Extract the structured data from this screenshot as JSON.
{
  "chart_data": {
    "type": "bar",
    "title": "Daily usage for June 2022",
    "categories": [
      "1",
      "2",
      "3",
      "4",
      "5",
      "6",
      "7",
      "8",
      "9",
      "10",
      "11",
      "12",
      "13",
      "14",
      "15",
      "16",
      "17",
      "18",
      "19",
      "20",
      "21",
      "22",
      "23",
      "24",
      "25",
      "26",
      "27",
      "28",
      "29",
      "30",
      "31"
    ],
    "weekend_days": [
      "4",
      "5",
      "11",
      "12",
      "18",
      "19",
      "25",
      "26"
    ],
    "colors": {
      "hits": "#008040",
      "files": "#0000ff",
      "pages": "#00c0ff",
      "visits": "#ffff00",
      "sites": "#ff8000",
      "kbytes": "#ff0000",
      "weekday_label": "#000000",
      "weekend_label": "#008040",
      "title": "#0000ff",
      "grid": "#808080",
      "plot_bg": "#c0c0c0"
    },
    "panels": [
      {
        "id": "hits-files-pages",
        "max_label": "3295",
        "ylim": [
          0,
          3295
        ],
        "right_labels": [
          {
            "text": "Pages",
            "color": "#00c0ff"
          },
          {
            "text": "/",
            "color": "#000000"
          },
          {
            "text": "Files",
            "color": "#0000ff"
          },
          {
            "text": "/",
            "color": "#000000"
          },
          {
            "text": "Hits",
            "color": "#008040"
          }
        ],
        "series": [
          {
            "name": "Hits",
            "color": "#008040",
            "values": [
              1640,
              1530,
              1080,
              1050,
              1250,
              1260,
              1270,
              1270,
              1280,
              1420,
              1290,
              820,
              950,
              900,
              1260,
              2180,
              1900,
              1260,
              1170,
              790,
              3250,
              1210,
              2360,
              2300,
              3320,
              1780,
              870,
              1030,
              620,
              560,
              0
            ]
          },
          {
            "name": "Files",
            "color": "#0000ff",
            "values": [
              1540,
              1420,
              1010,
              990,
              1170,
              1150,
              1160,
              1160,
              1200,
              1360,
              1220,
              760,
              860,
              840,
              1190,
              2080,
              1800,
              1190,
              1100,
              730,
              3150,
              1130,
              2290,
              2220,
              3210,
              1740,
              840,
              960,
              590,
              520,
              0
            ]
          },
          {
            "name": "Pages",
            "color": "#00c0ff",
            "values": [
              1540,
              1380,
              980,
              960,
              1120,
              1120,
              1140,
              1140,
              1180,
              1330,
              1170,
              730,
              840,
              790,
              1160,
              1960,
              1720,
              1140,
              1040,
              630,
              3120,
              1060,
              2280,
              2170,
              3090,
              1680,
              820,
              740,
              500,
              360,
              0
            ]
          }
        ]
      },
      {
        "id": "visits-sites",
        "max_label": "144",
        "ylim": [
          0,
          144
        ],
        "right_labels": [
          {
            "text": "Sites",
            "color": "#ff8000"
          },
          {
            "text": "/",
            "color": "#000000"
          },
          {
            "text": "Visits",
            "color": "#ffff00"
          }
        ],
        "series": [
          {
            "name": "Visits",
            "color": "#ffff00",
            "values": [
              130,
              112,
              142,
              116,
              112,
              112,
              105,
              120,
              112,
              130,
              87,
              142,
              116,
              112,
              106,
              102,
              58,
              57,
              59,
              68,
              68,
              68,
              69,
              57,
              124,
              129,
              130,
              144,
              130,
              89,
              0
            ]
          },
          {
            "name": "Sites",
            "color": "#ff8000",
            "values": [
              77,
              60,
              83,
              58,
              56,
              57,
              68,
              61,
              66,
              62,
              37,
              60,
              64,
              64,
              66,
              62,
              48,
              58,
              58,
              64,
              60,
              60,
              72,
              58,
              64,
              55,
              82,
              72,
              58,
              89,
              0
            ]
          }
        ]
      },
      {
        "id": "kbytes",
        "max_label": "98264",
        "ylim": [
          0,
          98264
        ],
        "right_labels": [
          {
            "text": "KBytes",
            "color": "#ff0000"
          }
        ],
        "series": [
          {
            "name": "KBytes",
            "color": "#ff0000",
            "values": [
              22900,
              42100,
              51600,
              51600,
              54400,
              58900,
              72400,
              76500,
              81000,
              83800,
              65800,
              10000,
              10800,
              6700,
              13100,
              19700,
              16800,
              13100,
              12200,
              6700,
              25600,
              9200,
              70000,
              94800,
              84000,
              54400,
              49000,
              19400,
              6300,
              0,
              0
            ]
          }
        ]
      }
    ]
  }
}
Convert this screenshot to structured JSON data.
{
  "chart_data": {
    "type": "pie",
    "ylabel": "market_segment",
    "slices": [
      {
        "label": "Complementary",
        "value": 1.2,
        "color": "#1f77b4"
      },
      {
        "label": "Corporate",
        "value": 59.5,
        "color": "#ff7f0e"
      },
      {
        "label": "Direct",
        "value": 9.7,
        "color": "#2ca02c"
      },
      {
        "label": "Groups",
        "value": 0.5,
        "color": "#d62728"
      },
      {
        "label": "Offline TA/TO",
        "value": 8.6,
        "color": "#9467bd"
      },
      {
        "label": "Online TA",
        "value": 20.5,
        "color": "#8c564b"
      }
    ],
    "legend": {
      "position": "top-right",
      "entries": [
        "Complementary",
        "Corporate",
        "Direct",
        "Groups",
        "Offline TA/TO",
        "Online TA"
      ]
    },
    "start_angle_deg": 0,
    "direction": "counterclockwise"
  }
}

_ _ _

▶ _Problem_: Write out the listing once more, matching it exactly.

▶ _Task solution_:
Extract the structured data from this screenshot as JSON.
{
  "chart_data": {
    "type": "bar",
    "title": "Daily usage for June 2022",
    "categories": [
      "1",
      "2",
      "3",
      "4",
      "5",
      "6",
      "7",
      "8",
      "9",
      "10",
      "11",
      "12",
      "13",
      "14",
      "15",
      "16",
      "17",
      "18",
      "19",
      "20",
      "21",
      "22",
      "23",
      "24",
      "25",
      "26",
      "27",
      "28",
      "29",
      "30",
      "31"
    ],
    "weekend_days": [
      "4",
      "5",
      "11",
      "12",
      "18",
      "19",
      "25",
      "26"
    ],
    "colors": {
      "hits": "#008040",
      "files": "#0000ff",
      "pages": "#00c0ff",
      "visits": "#ffff00",
      "sites": "#ff8000",
      "kbytes": "#ff0000",
      "weekday_label": "#000000",
      "weekend_label": "#008040",
      "title": "#0000ff",
      "grid": "#808080",
      "plot_bg": "#c0c0c0"
    },
    "panels": [
      {
        "id": "hits-files-pages",
        "max_label": "3295",
        "ylim": [
          0,
          3295
        ],
        "right_labels": [
          {
            "text": "Pages",
            "color": "#00c0ff"
          },
          {
            "text": "/",
            "color": "#000000"
          },
          {
            "text": "Files",
            "color": "#0000ff"
          },
          {
            "text": "/",
            "color": "#000000"
          },
          {
            "text": "Hits",
            "color": "#008040"
          }
        ],
        "series": [
          {
            "name": "Hits",
            "color": "#008040",
            "values": [
              1640,
              1530,
              1080,
              1050,
              1250,
              1260,
              1270,
              1270,
              1280,
              1420,
              1290,
              820,
              950,
              900,
              1260,
              2180,
              1900,
              1260,
              1170,
              790,
              3250,
              1210,
              2360,
              2300,
              3320,
              1780,
              870,
              1030,
              620,
              560,
              0
            ]
          },
          {
            "name": "Files",
            "color": "#0000ff",
            "values": [
              1540,
              1420,
              1010,
              990,
              1170,
              1150,
              1160,
              1160,
              1200,
              1360,
              1220,
              760,
              860,
              840,
              1190,
              2080,
              1800,
              1190,
              1100,
              730,
              3150,
              1130,
              2290,
              2220,
              3210,
              1740,
              840,
              960,
              590,
              520,
              0
            ]
          },
          {
            "name": "Pages",
            "color": "#00c0ff",
            "values": [
              1540,
              1380,
              980,
              960,
              1120,
              1120,
              1140,
              1140,
              1180,
              1330,
              1170,
              730,
              840,
              790,
              1160,
              1960,
              1720,
              1140,
              1040,
              630,
              3120,
              1060,
              2280,
              2170,
              3090,
              1680,
              820,
              740,
              500,
              360,
              0
            ]
          }
        ]
      },
      {
        "id": "visits-sites",
        "max_label": "144",
        "ylim": [
          0,
          144
        ],
        "right_labels": [
          {
            "text": "Sites",
            "color": "#ff8000"
          },
          {
            "text": "/",
            "color": "#000000"
          },
          {
            "text": "Visits",
            "color": "#ffff00"
          }
        ],
        "series": [
          {
            "name": "Visits",
            "color": "#ffff00",
            "values": [
              130,
              112,
              142,
              116,
              112,
              112,
              105,
              120,
              112,
              130,
              87,
              142,
              116,
              112,
              106,
              102,
              58,
              57,
              59,
              68,
              68,
              68,
              69,
              57,
              124,
              129,
              130,
              144,
              130,
              89,
              0
            ]
          },
          {
            "name": "Sites",
            "color": "#ff8000",
            "values": [
              77,
              60,
              83,
              58,
              56,
              57,
              68,
              61,
              66,
              62,
              37,
              60,
              64,
              64,
              66,
              62,
              48,
              58,
              58,
              64,
              60,
              60,
              72,
              58,
              64,
              55,
              82,
              72,
              58,
              89,
              0
            ]
          }
        ]
      },
      {
        "id": "kbytes",
        "max_label": "98264",
        "ylim": [
          0,
          98264
        ],
        "right_labels": [
          {
            "text": "KBytes",
            "color": "#ff0000"
          }
        ],
        "series": [
          {
            "name": "KBytes",
            "color": "#ff0000",
            "values": [
              22900,
              42100,
              51600,
              51600,
              54400,
              58900,
              72400,
              76500,
              81000,
              83800,
              65800,
              10000,
              10800,
              6700,
              13100,
              19700,
              16800,
              13100,
              12200,
              6700,
              25600,
              9200,
              70000,
              94800,
              84000,
              54400,
              49000,
              19400,
              6300,
              0,
              0
            ]
          }
        ]
      }
    ]
  }
}
Convert this screenshot to structured JSON data.
{
  "chart_data": {
    "type": "pie",
    "ylabel": "market_segment",
    "slices": [
      {
        "label": "Complementary",
        "value": 1.2,
        "color": "#1f77b4"
      },
      {
        "label": "Corporate",
        "value": 59.5,
        "color": "#ff7f0e"
      },
      {
        "label": "Direct",
        "value": 9.7,
        "color": "#2ca02c"
      },
      {
        "label": "Groups",
        "value": 0.5,
        "color": "#d62728"
      },
      {
        "label": "Offline TA/TO",
        "value": 8.6,
        "color": "#9467bd"
      },
      {
        "label": "Online TA",
        "value": 20.5,
        "color": "#8c564b"
      }
    ],
    "legend": {
      "position": "top-right",
      "entries": [
        "Complementary",
        "Corporate",
        "Direct",
        "Groups",
        "Offline TA/TO",
        "Online TA"
      ]
    },
    "start_angle_deg": 0,
    "direction": "counterclockwise"
  }
}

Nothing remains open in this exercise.